WORK TO DO:
The listing below should be copied in full, word for word.

— BEGIN EXTRACTED ENTRIES —

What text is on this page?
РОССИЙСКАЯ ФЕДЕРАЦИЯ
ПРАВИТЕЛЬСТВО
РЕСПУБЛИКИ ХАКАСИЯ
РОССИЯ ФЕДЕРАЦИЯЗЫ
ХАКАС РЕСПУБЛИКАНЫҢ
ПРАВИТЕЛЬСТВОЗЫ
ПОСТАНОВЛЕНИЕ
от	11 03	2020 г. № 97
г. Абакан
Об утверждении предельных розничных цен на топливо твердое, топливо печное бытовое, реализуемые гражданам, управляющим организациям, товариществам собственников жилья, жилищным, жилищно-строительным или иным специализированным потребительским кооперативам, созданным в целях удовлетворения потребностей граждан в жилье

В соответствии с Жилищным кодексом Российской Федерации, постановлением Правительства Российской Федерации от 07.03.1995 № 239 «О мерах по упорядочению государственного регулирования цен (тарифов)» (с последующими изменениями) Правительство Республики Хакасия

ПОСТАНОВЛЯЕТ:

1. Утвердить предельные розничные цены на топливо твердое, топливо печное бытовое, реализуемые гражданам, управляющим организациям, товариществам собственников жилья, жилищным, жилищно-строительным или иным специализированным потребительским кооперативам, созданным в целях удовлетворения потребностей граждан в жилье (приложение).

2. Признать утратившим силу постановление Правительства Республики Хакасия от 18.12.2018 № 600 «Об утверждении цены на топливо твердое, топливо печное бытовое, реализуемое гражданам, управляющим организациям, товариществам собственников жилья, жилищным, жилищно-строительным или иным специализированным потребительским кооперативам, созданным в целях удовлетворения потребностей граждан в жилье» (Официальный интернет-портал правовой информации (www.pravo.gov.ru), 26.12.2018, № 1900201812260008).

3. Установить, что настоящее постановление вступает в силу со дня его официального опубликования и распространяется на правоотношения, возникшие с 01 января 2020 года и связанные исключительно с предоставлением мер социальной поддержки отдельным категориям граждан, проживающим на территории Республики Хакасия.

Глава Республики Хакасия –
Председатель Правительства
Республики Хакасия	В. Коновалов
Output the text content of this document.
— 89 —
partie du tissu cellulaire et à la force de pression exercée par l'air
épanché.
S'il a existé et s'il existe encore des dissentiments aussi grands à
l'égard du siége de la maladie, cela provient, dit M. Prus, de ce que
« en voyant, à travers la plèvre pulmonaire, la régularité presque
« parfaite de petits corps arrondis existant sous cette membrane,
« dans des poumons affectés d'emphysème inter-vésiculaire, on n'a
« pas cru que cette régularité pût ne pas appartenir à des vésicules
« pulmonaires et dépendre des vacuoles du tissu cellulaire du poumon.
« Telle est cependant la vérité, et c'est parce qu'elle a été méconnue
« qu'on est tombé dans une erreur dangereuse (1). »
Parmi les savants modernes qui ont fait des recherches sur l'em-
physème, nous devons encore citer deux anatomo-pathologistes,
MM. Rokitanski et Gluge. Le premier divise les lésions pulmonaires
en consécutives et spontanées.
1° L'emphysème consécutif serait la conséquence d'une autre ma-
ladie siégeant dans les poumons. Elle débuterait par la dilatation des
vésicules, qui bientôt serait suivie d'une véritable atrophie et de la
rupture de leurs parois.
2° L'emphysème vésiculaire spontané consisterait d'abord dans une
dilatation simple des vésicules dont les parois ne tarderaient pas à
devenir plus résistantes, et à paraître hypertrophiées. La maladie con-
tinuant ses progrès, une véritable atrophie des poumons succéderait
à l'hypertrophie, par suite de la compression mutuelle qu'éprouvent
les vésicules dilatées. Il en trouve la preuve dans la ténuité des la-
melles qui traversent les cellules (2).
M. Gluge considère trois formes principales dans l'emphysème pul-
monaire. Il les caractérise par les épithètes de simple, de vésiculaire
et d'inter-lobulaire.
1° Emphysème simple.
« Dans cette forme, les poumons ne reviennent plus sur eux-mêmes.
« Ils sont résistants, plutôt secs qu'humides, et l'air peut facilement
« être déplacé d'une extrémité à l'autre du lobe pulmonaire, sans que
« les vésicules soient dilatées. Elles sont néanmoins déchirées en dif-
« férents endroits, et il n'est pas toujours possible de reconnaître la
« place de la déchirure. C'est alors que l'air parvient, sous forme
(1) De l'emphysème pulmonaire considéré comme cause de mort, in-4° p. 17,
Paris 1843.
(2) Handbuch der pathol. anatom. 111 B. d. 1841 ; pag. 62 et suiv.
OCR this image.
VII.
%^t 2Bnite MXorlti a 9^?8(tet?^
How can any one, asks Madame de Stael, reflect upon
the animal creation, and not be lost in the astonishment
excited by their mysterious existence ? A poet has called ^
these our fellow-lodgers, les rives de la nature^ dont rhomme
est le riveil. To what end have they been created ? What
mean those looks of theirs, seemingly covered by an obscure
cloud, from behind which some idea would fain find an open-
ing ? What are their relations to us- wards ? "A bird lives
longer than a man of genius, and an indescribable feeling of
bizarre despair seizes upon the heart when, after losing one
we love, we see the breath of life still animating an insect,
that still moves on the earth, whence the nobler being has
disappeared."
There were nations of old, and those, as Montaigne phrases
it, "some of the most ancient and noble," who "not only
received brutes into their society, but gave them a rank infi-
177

— END EXTRACTED ENTRIES —

CORRECT RESULT:
What text is on this page?
РОССИЙСКАЯ ФЕДЕРАЦИЯ
ПРАВИТЕЛЬСТВО
РЕСПУБЛИКИ ХАКАСИЯ
РОССИЯ ФЕДЕРАЦИЯЗЫ
ХАКАС РЕСПУБЛИКАНЫҢ
ПРАВИТЕЛЬСТВОЗЫ
ПОСТАНОВЛЕНИЕ
от	11 03	2020 г. № 97
г. Абакан
Об утверждении предельных розничных цен на топливо твердое, топливо печное бытовое, реализуемые гражданам, управляющим организациям, товариществам собственников жилья, жилищным, жилищно-строительным или иным специализированным потребительским кооперативам, созданным в целях удовлетворения потребностей граждан в жилье

В соответствии с Жилищным кодексом Российской Федерации, постановлением Правительства Российской Федерации от 07.03.1995 № 239 «О мерах по упорядочению государственного регулирования цен (тарифов)» (с последующими изменениями) Правительство Республики Хакасия

ПОСТАНОВЛЯЕТ:

1. Утвердить предельные розничные цены на топливо твердое, топливо печное бытовое, реализуемые гражданам, управляющим организациям, товариществам собственников жилья, жилищным, жилищно-строительным или иным специализированным потребительским кооперативам, созданным в целях удовлетворения потребностей граждан в жилье (приложение).

2. Признать утратившим силу постановление Правительства Республики Хакасия от 18.12.2018 № 600 «Об утверждении цены на топливо твердое, топливо печное бытовое, реализуемое гражданам, управляющим организациям, товариществам собственников жилья, жилищным, жилищно-строительным или иным специализированным потребительским кооперативам, созданным в целях удовлетворения потребностей граждан в жилье» (Официальный интернет-портал правовой информации (www.pravo.gov.ru), 26.12.2018, № 1900201812260008).

3. Установить, что настоящее постановление вступает в силу со дня его официального опубликования и распространяется на правоотношения, возникшие с 01 января 2020 года и связанные исключительно с предоставлением мер социальной поддержки отдельным категориям граждан, проживающим на территории Республики Хакасия.

Глава Республики Хакасия –
Председатель Правительства
Республики Хакасия	В. Коновалов
Output the text content of this document.
— 89 —
partie du tissu cellulaire et à la force de pression exercée par l'air
épanché.
S'il a existé et s'il existe encore des dissentiments aussi grands à
l'égard du siége de la maladie, cela provient, dit M. Prus, de ce que
« en voyant, à travers la plèvre pulmonaire, la régularité presque
« parfaite de petits corps arrondis existant sous cette membrane,
« dans des poumons affectés d'emphysème inter-vésiculaire, on n'a
« pas cru que cette régularité pût ne pas appartenir à des vésicules
« pulmonaires et dépendre des vacuoles du tissu cellulaire du poumon.
« Telle est cependant la vérité, et c'est parce qu'elle a été méconnue
« qu'on est tombé dans une erreur dangereuse (1). »
Parmi les savants modernes qui ont fait des recherches sur l'em-
physème, nous devons encore citer deux anatomo-pathologistes,
MM. Rokitanski et Gluge. Le premier divise les lésions pulmonaires
en consécutives et spontanées.
1° L'emphysème consécutif serait la conséquence d'une autre ma-
ladie siégeant dans les poumons. Elle débuterait par la dilatation des
vésicules, qui bientôt serait suivie d'une véritable atrophie et de la
rupture de leurs parois.
2° L'emphysème vésiculaire spontané consisterait d'abord dans une
dilatation simple des vésicules dont les parois ne tarderaient pas à
devenir plus résistantes, et à paraître hypertrophiées. La maladie con-
tinuant ses progrès, une véritable atrophie des poumons succéderait
à l'hypertrophie, par suite de la compression mutuelle qu'éprouvent
les vésicules dilatées. Il en trouve la preuve dans la ténuité des la-
melles qui traversent les cellules (2).
M. Gluge considère trois formes principales dans l'emphysème pul-
monaire. Il les caractérise par les épithètes de simple, de vésiculaire
et d'inter-lobulaire.
1° Emphysème simple.
« Dans cette forme, les poumons ne reviennent plus sur eux-mêmes.
« Ils sont résistants, plutôt secs qu'humides, et l'air peut facilement
« être déplacé d'une extrémité à l'autre du lobe pulmonaire, sans que
« les vésicules soient dilatées. Elles sont néanmoins déchirées en dif-
« férents endroits, et il n'est pas toujours possible de reconnaître la
« place de la déchirure. C'est alors que l'air parvient, sous forme
(1) De l'emphysème pulmonaire considéré comme cause de mort, in-4° p. 17,
Paris 1843.
(2) Handbuch der pathol. anatom. 111 B. d. 1841 ; pag. 62 et suiv.
OCR this image.
VII.
%^t 2Bnite MXorlti a 9^?8(tet?^
How can any one, asks Madame de Stael, reflect upon
the animal creation, and not be lost in the astonishment
excited by their mysterious existence ? A poet has called ^
these our fellow-lodgers, les rives de la nature^ dont rhomme
est le riveil. To what end have they been created ? What
mean those looks of theirs, seemingly covered by an obscure
cloud, from behind which some idea would fain find an open-
ing ? What are their relations to us- wards ? "A bird lives
longer than a man of genius, and an indescribable feeling of
bizarre despair seizes upon the heart when, after losing one
we love, we see the breath of life still animating an insect,
that still moves on the earth, whence the nobler being has
disappeared."
There were nations of old, and those, as Montaigne phrases
it, "some of the most ancient and noble," who "not only
received brutes into their society, but gave them a rank infi-
177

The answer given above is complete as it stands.